[Rows from a figure dataset]

= = = = =

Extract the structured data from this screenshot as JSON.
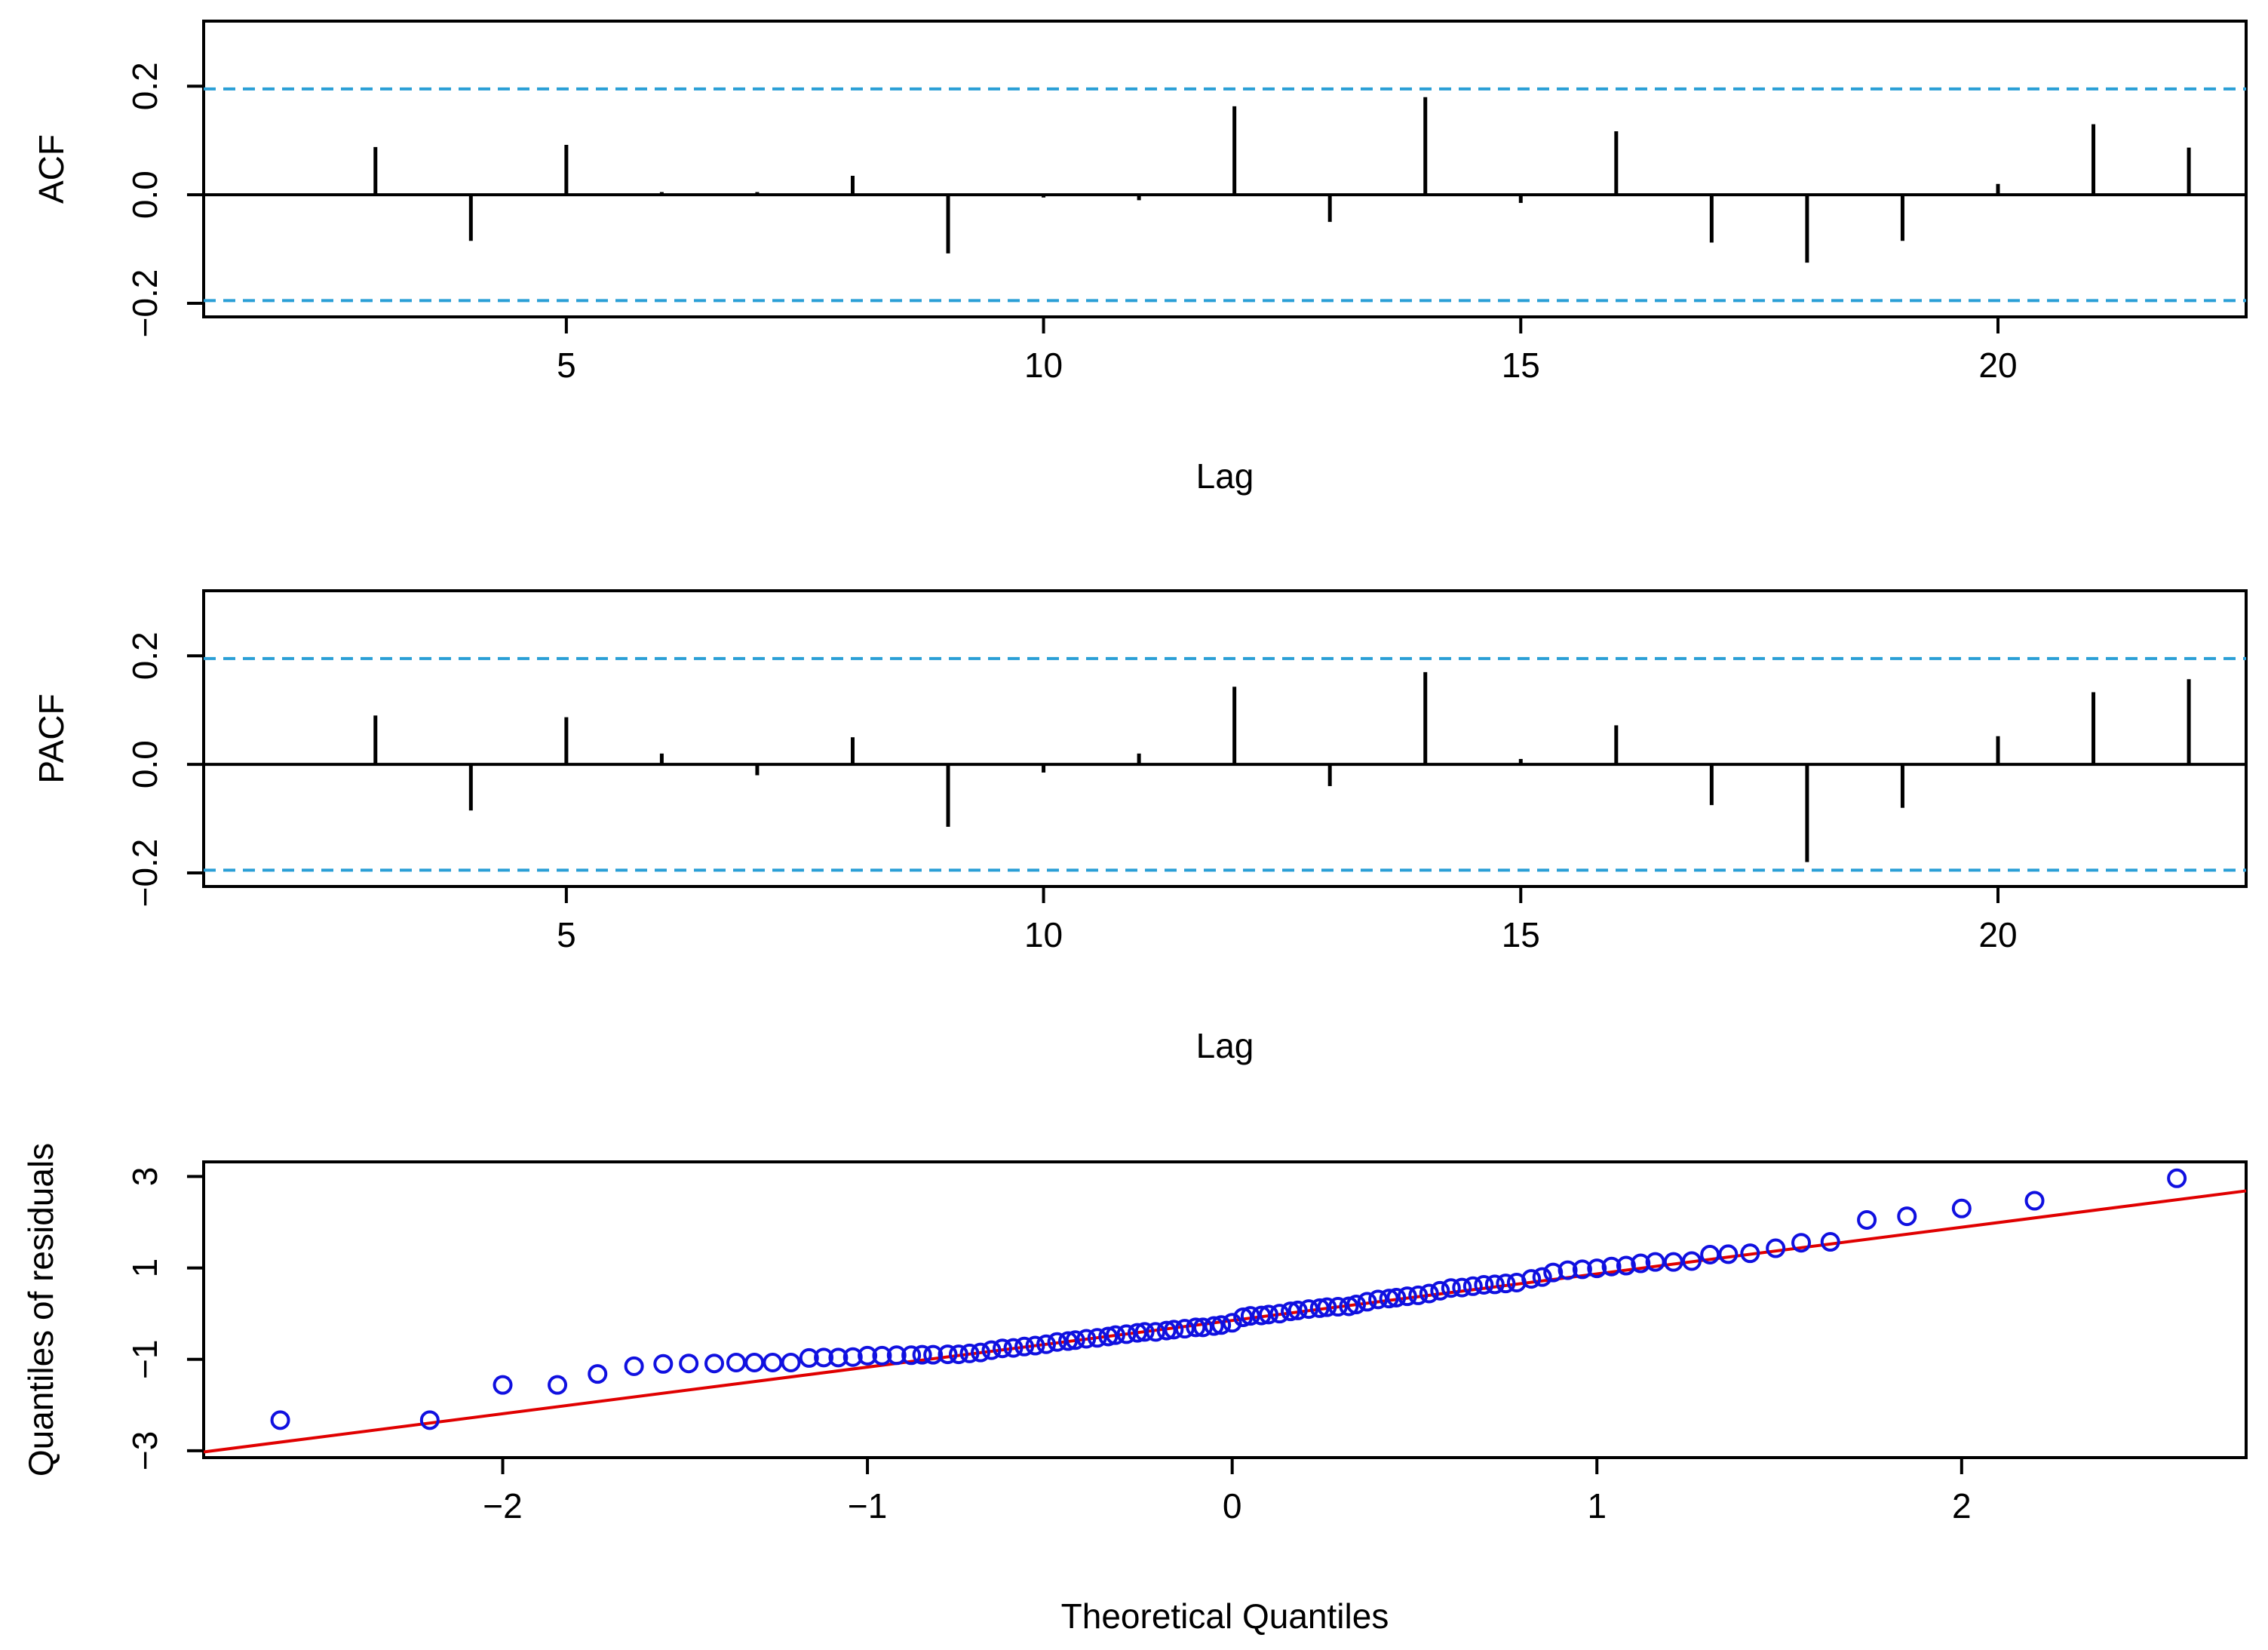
{
  "colors": {
    "stem": "#000000",
    "confidence_band": "#2a9fd6",
    "qq_points": "#1010e0",
    "qq_line": "#e00000",
    "axis": "#000000"
  },
  "chart_data": [
    {
      "type": "bar",
      "panel": "acf",
      "title": "",
      "xlabel": "Lag",
      "ylabel": "ACF",
      "xlim": [
        1.2,
        22.6
      ],
      "ylim": [
        -0.225,
        0.32
      ],
      "x_ticks": [
        5,
        10,
        15,
        20
      ],
      "y_ticks": [
        -0.2,
        0.0,
        0.2
      ],
      "y_tick_labels": [
        "−0.2",
        "0.0",
        "0.2"
      ],
      "confidence_limits": [
        0.195,
        -0.195
      ],
      "x": [
        3,
        4,
        5,
        6,
        7,
        8,
        9,
        10,
        11,
        12,
        13,
        14,
        15,
        16,
        17,
        18,
        19,
        20,
        21,
        22
      ],
      "values": [
        0.088,
        -0.085,
        0.092,
        0.005,
        0.005,
        0.035,
        -0.108,
        -0.005,
        -0.01,
        0.163,
        -0.05,
        0.18,
        -0.015,
        0.117,
        -0.088,
        -0.125,
        -0.085,
        0.02,
        0.13,
        0.087
      ]
    },
    {
      "type": "bar",
      "panel": "pacf",
      "title": "",
      "xlabel": "Lag",
      "ylabel": "PACF",
      "xlim": [
        1.2,
        22.6
      ],
      "ylim": [
        -0.225,
        0.32
      ],
      "x_ticks": [
        5,
        10,
        15,
        20
      ],
      "y_ticks": [
        -0.2,
        0.0,
        0.2
      ],
      "y_tick_labels": [
        "−0.2",
        "0.0",
        "0.2"
      ],
      "confidence_limits": [
        0.195,
        -0.195
      ],
      "x": [
        3,
        4,
        5,
        6,
        7,
        8,
        9,
        10,
        11,
        12,
        13,
        14,
        15,
        16,
        17,
        18,
        19,
        20,
        21,
        22
      ],
      "values": [
        0.09,
        -0.085,
        0.087,
        0.02,
        -0.02,
        0.05,
        -0.115,
        -0.015,
        0.02,
        0.143,
        -0.04,
        0.17,
        0.01,
        0.072,
        -0.075,
        -0.18,
        -0.08,
        0.052,
        0.133,
        0.157
      ]
    },
    {
      "type": "scatter",
      "panel": "qq",
      "title": "",
      "xlabel": "Theoretical Quantiles",
      "ylabel": "Quantiles of residuals",
      "xlim": [
        -2.82,
        2.78
      ],
      "ylim": [
        -3.15,
        3.32
      ],
      "x_ticks": [
        -2,
        -1,
        0,
        1,
        2
      ],
      "x_tick_labels": [
        "−2",
        "−1",
        "0",
        "1",
        "2"
      ],
      "y_ticks": [
        -3,
        -1,
        1,
        3
      ],
      "y_tick_labels": [
        "−3",
        "−1",
        "1",
        "3"
      ],
      "reference_line": {
        "slope": 1.02,
        "intercept": -0.15
      },
      "x": [
        -2.61,
        -2.2,
        -2.0,
        -1.85,
        -1.74,
        -1.64,
        -1.56,
        -1.49,
        -1.42,
        -1.36,
        -1.31,
        -1.26,
        -1.21,
        -1.16,
        -1.12,
        -1.08,
        -1.04,
        -1.0,
        -0.96,
        -0.92,
        -0.88,
        -0.85,
        -0.82,
        -0.78,
        -0.75,
        -0.72,
        -0.69,
        -0.66,
        -0.63,
        -0.6,
        -0.57,
        -0.54,
        -0.51,
        -0.48,
        -0.45,
        -0.43,
        -0.4,
        -0.37,
        -0.34,
        -0.32,
        -0.29,
        -0.26,
        -0.24,
        -0.21,
        -0.18,
        -0.16,
        -0.13,
        -0.1,
        -0.08,
        -0.05,
        -0.03,
        0.0,
        0.03,
        0.05,
        0.08,
        0.1,
        0.13,
        0.16,
        0.18,
        0.21,
        0.24,
        0.26,
        0.29,
        0.32,
        0.34,
        0.37,
        0.4,
        0.43,
        0.45,
        0.48,
        0.51,
        0.54,
        0.57,
        0.6,
        0.63,
        0.66,
        0.69,
        0.72,
        0.75,
        0.78,
        0.82,
        0.85,
        0.88,
        0.92,
        0.96,
        1.0,
        1.04,
        1.08,
        1.12,
        1.16,
        1.21,
        1.26,
        1.31,
        1.36,
        1.42,
        1.49,
        1.56,
        1.64,
        1.74,
        1.85,
        2.0,
        2.2,
        2.59
      ],
      "values": [
        -2.33,
        -2.33,
        -1.56,
        -1.56,
        -1.32,
        -1.15,
        -1.1,
        -1.09,
        -1.09,
        -1.07,
        -1.07,
        -1.07,
        -1.07,
        -0.97,
        -0.96,
        -0.96,
        -0.95,
        -0.92,
        -0.92,
        -0.91,
        -0.91,
        -0.9,
        -0.9,
        -0.89,
        -0.89,
        -0.87,
        -0.85,
        -0.8,
        -0.76,
        -0.75,
        -0.72,
        -0.7,
        -0.67,
        -0.62,
        -0.6,
        -0.58,
        -0.55,
        -0.53,
        -0.5,
        -0.47,
        -0.45,
        -0.42,
        -0.4,
        -0.4,
        -0.37,
        -0.35,
        -0.33,
        -0.3,
        -0.3,
        -0.27,
        -0.25,
        -0.2,
        -0.08,
        -0.05,
        -0.04,
        -0.02,
        0.0,
        0.05,
        0.07,
        0.1,
        0.12,
        0.14,
        0.15,
        0.16,
        0.2,
        0.26,
        0.31,
        0.33,
        0.35,
        0.38,
        0.4,
        0.44,
        0.5,
        0.56,
        0.57,
        0.6,
        0.63,
        0.64,
        0.66,
        0.68,
        0.76,
        0.8,
        0.9,
        0.95,
        0.97,
        0.99,
        1.03,
        1.05,
        1.1,
        1.13,
        1.13,
        1.15,
        1.29,
        1.3,
        1.32,
        1.43,
        1.55,
        1.57,
        2.05,
        2.13,
        2.3,
        2.47,
        2.96
      ]
    }
  ]
}
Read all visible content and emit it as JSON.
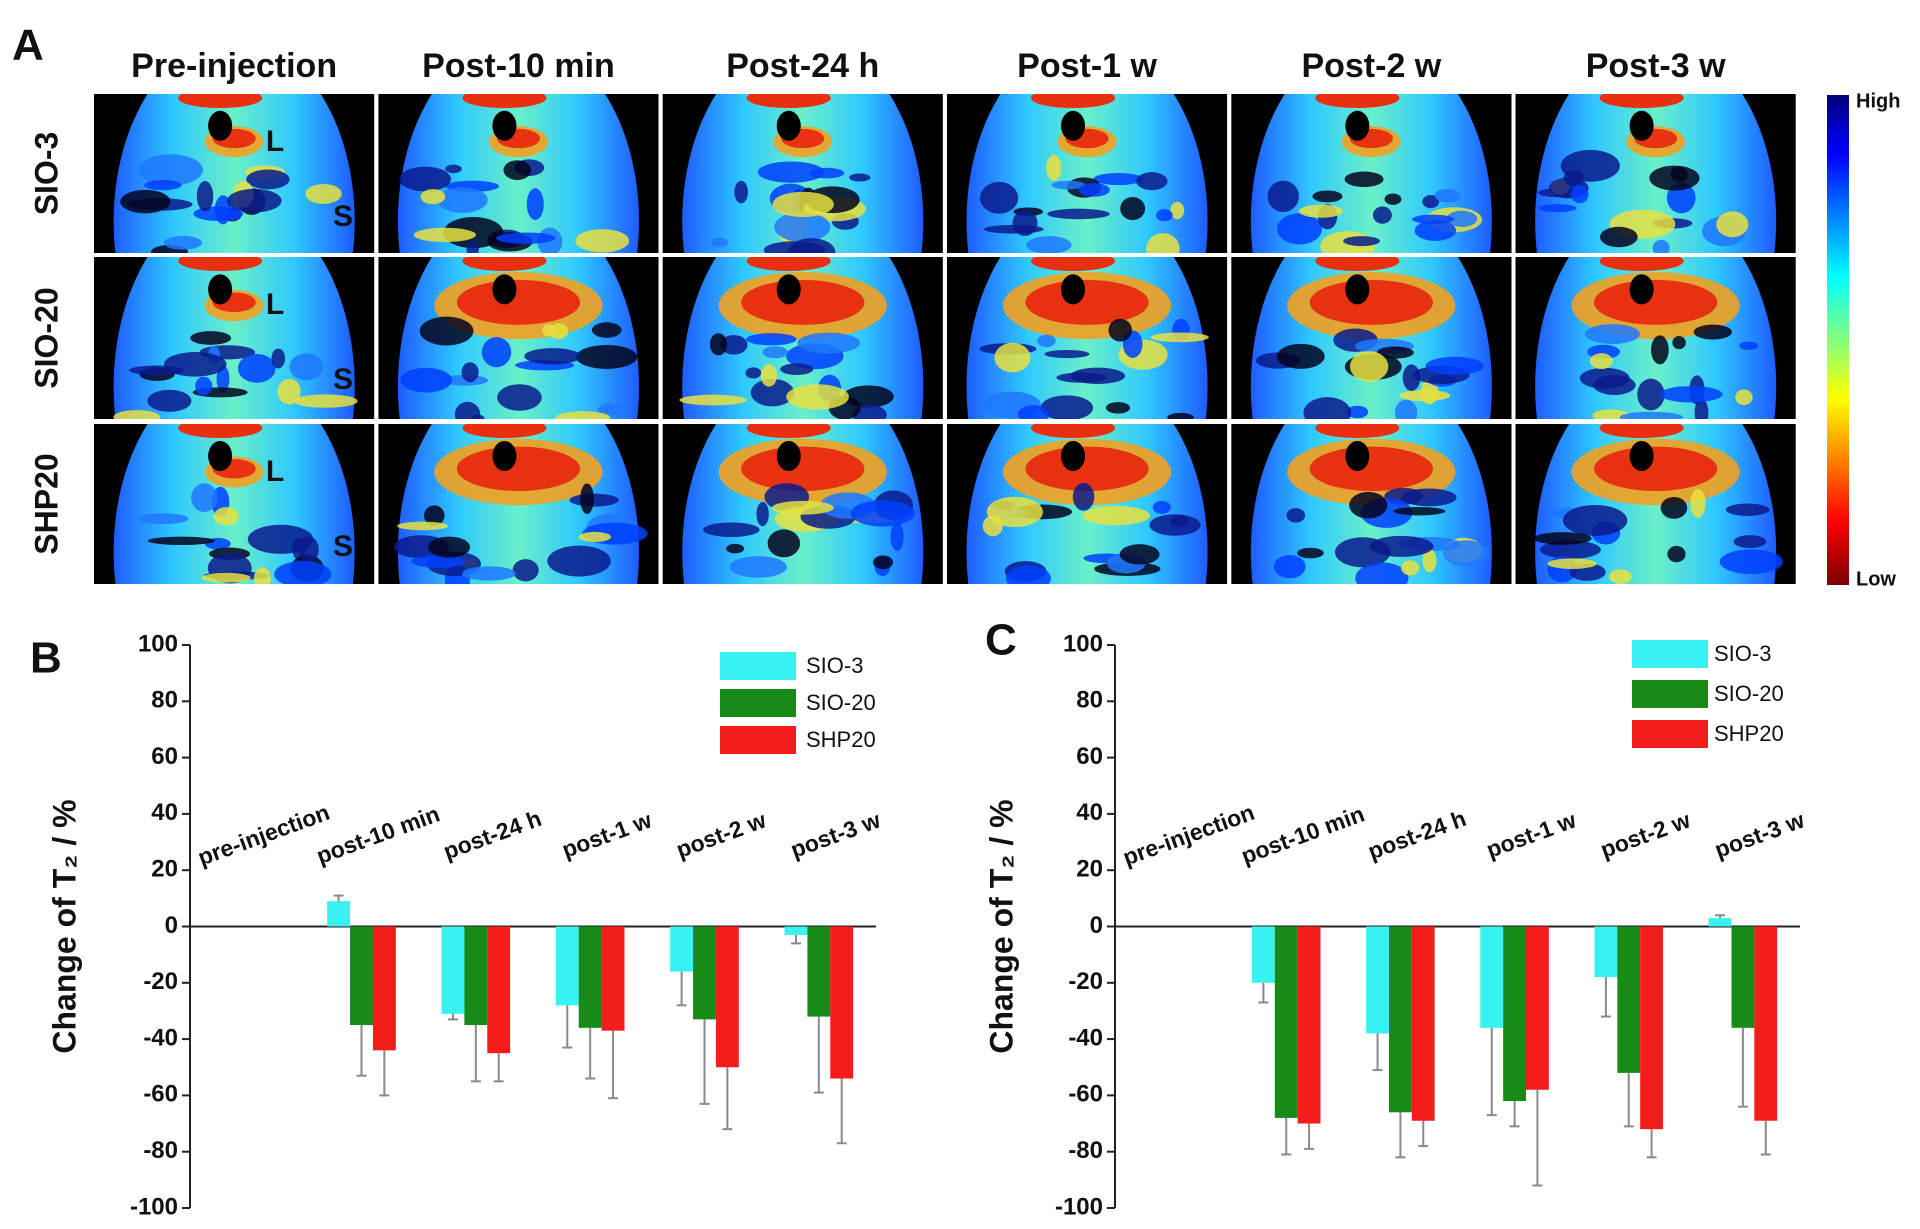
{
  "panel_a": {
    "label": "A",
    "columns": [
      "Pre-injection",
      "Post-10 min",
      "Post-24 h",
      "Post-1 w",
      "Post-2 w",
      "Post-3 w"
    ],
    "rows": [
      "SIO-3",
      "SIO-20",
      "SHP20"
    ],
    "organ_labels": [
      "L",
      "S"
    ],
    "colorbar": {
      "high": "High",
      "low": "Low"
    }
  },
  "chart_data": [
    {
      "type": "bar",
      "panel_label": "B",
      "y_label": "Change of T₂ / %",
      "categories": [
        "pre-injection",
        "post-10 min",
        "post-24 h",
        "post-1 w",
        "post-2 w",
        "post-3 w"
      ],
      "series": [
        {
          "name": "SIO-3",
          "color": "#38f2f2",
          "values": [
            null,
            9,
            -31,
            -28,
            -16,
            -3
          ],
          "errors": [
            null,
            2,
            2,
            15,
            12,
            3
          ]
        },
        {
          "name": "SIO-20",
          "color": "#178a17",
          "values": [
            null,
            -35,
            -35,
            -36,
            -33,
            -32
          ],
          "errors": [
            null,
            18,
            20,
            18,
            30,
            27
          ]
        },
        {
          "name": "SHP20",
          "color": "#f51c1c",
          "values": [
            null,
            -44,
            -45,
            -37,
            -50,
            -54
          ],
          "errors": [
            null,
            16,
            10,
            24,
            22,
            23
          ]
        }
      ],
      "ylim": [
        -100,
        100
      ],
      "yticks": [
        -100,
        -80,
        -60,
        -40,
        -20,
        0,
        20,
        40,
        60,
        80,
        100
      ],
      "legend": "upper right"
    },
    {
      "type": "bar",
      "panel_label": "C",
      "y_label": "Change of T₂ / %",
      "categories": [
        "pre-injection",
        "post-10 min",
        "post-24 h",
        "post-1 w",
        "post-2 w",
        "post-3 w"
      ],
      "series": [
        {
          "name": "SIO-3",
          "color": "#38f2f2",
          "values": [
            null,
            -20,
            -38,
            -36,
            -18,
            3
          ],
          "errors": [
            null,
            7,
            13,
            31,
            14,
            1
          ]
        },
        {
          "name": "SIO-20",
          "color": "#178a17",
          "values": [
            null,
            -68,
            -66,
            -62,
            -52,
            -36
          ],
          "errors": [
            null,
            13,
            16,
            9,
            19,
            28
          ]
        },
        {
          "name": "SHP20",
          "color": "#f51c1c",
          "values": [
            null,
            -70,
            -69,
            -58,
            -72,
            -69
          ],
          "errors": [
            null,
            9,
            9,
            34,
            10,
            12
          ]
        }
      ],
      "ylim": [
        -100,
        100
      ],
      "yticks": [
        -100,
        -80,
        -60,
        -40,
        -20,
        0,
        20,
        40,
        60,
        80,
        100
      ],
      "legend": "upper right"
    }
  ]
}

= = = = =

§ **SET PROBLEM**
Tell how many lines above contain the word "Quantiles". Give the number alone.

§ **THE RESPONSE**
2